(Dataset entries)
----

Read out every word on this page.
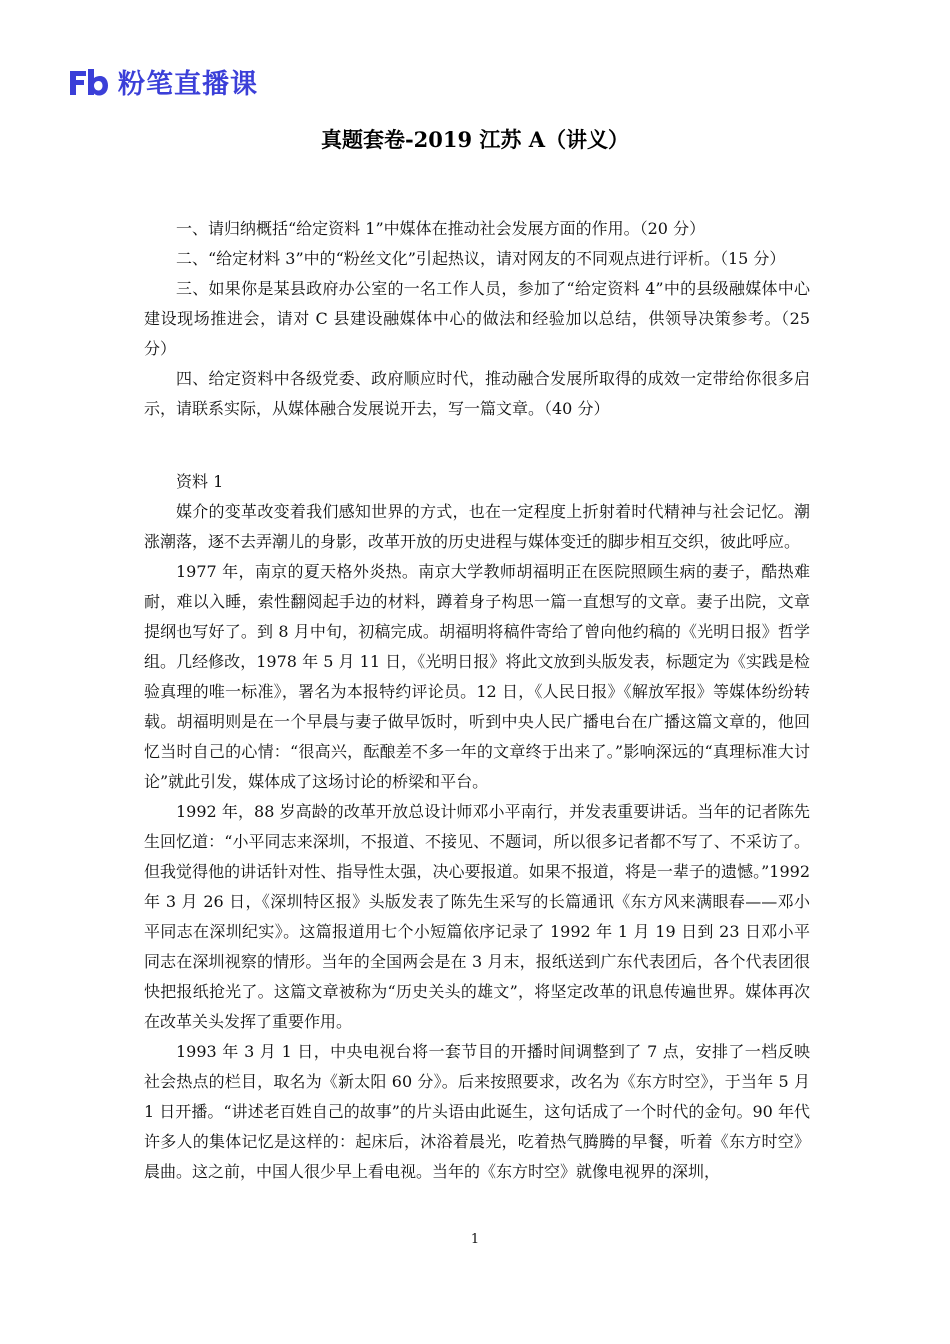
粉笔直播课
真题套卷-2019 江苏 A（讲义）

一、请归纳概括“给定资料 1”中媒体在推动社会发展方面的作用。（20 分）

二、“给定材料 3”中的“粉丝文化”引起热议，请对网友的不同观点进行评析。（15 分）

三、如果你是某县政府办公室的一名工作人员，参加了“给定资料 4”中的县级融媒体中心建设现场推进会，请对 C 县建设融媒体中心的做法和经验加以总结，供领导决策参考。（25 分）

四、给定资料中各级党委、政府顺应时代，推动融合发展所取得的成效一定带给你很多启示，请联系实际，从媒体融合发展说开去，写一篇文章。（40 分）

资料 1

媒介的变革改变着我们感知世界的方式，也在一定程度上折射着时代精神与社会记忆。潮涨潮落，逐不去弄潮儿的身影，改革开放的历史进程与媒体变迁的脚步相互交织，彼此呼应。

1977 年，南京的夏天格外炎热。南京大学教师胡福明正在医院照顾生病的妻子，酷热难耐，难以入睡，索性翻阅起手边的材料，蹲着身子构思一篇一直想写的文章。妻子出院，文章提纲也写好了。到 8 月中旬，初稿完成。胡福明将稿件寄给了曾向他约稿的《光明日报》哲学组。几经修改，1978 年 5 月 11 日，《光明日报》将此文放到头版发表，标题定为《实践是检验真理的唯一标准》，署名为本报特约评论员。12 日，《人民日报》《解放军报》等媒体纷纷转载。胡福明则是在一个早晨与妻子做早饭时，听到中央人民广播电台在广播这篇文章的，他回忆当时自己的心情：“很高兴，酝酿差不多一年的文章终于出来了。”影响深远的“真理标准大讨论”就此引发，媒体成了这场讨论的桥梁和平台。

1992 年，88 岁高龄的改革开放总设计师邓小平南行，并发表重要讲话。当年的记者陈先生回忆道：“小平同志来深圳，不报道、不接见、不题词，所以很多记者都不写了、不采访了。但我觉得他的讲话针对性、指导性太强，决心要报道。如果不报道，将是一辈子的遗憾。”1992 年 3 月 26 日，《深圳特区报》头版发表了陈先生采写的长篇通讯《东方风来满眼春——邓小平同志在深圳纪实》。这篇报道用七个小短篇依序记录了 1992 年 1 月 19 日到 23 日邓小平同志在深圳视察的情形。当年的全国两会是在 3 月末，报纸送到广东代表团后，各个代表团很快把报纸抢光了。这篇文章被称为“历史关头的雄文”，将坚定改革的讯息传遍世界。媒体再次在改革关头发挥了重要作用。

1993 年 3 月 1 日，中央电视台将一套节目的开播时间调整到了 7 点，安排了一档反映社会热点的栏目，取名为《新太阳 60 分》。后来按照要求，改名为《东方时空》，于当年 5 月 1 日开播。“讲述老百姓自己的故事”的片头语由此诞生，这句话成了一个时代的金句。90 年代许多人的集体记忆是这样的：起床后，沐浴着晨光，吃着热气腾腾的早餐，听着《东方时空》晨曲。这之前，中国人很少早上看电视。当年的《东方时空》就像电视界的深圳，

1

----

To be done =
Word for word, quote the lines above. Omit the pictures.

Problem solution =
Read out every word on this page.
粉笔直播课
真题套卷-2019 江苏 A（讲义）

一、请归纳概括“给定资料 1”中媒体在推动社会发展方面的作用。（20 分）

二、“给定材料 3”中的“粉丝文化”引起热议，请对网友的不同观点进行评析。（15 分）

三、如果你是某县政府办公室的一名工作人员，参加了“给定资料 4”中的县级融媒体中心建设现场推进会，请对 C 县建设融媒体中心的做法和经验加以总结，供领导决策参考。（25 分）

四、给定资料中各级党委、政府顺应时代，推动融合发展所取得的成效一定带给你很多启示，请联系实际，从媒体融合发展说开去，写一篇文章。（40 分）

资料 1

媒介的变革改变着我们感知世界的方式，也在一定程度上折射着时代精神与社会记忆。潮涨潮落，逐不去弄潮儿的身影，改革开放的历史进程与媒体变迁的脚步相互交织，彼此呼应。

1977 年，南京的夏天格外炎热。南京大学教师胡福明正在医院照顾生病的妻子，酷热难耐，难以入睡，索性翻阅起手边的材料，蹲着身子构思一篇一直想写的文章。妻子出院，文章提纲也写好了。到 8 月中旬，初稿完成。胡福明将稿件寄给了曾向他约稿的《光明日报》哲学组。几经修改，1978 年 5 月 11 日，《光明日报》将此文放到头版发表，标题定为《实践是检验真理的唯一标准》，署名为本报特约评论员。12 日，《人民日报》《解放军报》等媒体纷纷转载。胡福明则是在一个早晨与妻子做早饭时，听到中央人民广播电台在广播这篇文章的，他回忆当时自己的心情：“很高兴，酝酿差不多一年的文章终于出来了。”影响深远的“真理标准大讨论”就此引发，媒体成了这场讨论的桥梁和平台。

1992 年，88 岁高龄的改革开放总设计师邓小平南行，并发表重要讲话。当年的记者陈先生回忆道：“小平同志来深圳，不报道、不接见、不题词，所以很多记者都不写了、不采访了。但我觉得他的讲话针对性、指导性太强，决心要报道。如果不报道，将是一辈子的遗憾。”1992 年 3 月 26 日，《深圳特区报》头版发表了陈先生采写的长篇通讯《东方风来满眼春——邓小平同志在深圳纪实》。这篇报道用七个小短篇依序记录了 1992 年 1 月 19 日到 23 日邓小平同志在深圳视察的情形。当年的全国两会是在 3 月末，报纸送到广东代表团后，各个代表团很快把报纸抢光了。这篇文章被称为“历史关头的雄文”，将坚定改革的讯息传遍世界。媒体再次在改革关头发挥了重要作用。

1993 年 3 月 1 日，中央电视台将一套节目的开播时间调整到了 7 点，安排了一档反映社会热点的栏目，取名为《新太阳 60 分》。后来按照要求，改名为《东方时空》，于当年 5 月 1 日开播。“讲述老百姓自己的故事”的片头语由此诞生，这句话成了一个时代的金句。90 年代许多人的集体记忆是这样的：起床后，沐浴着晨光，吃着热气腾腾的早餐，听着《东方时空》晨曲。这之前，中国人很少早上看电视。当年的《东方时空》就像电视界的深圳，

1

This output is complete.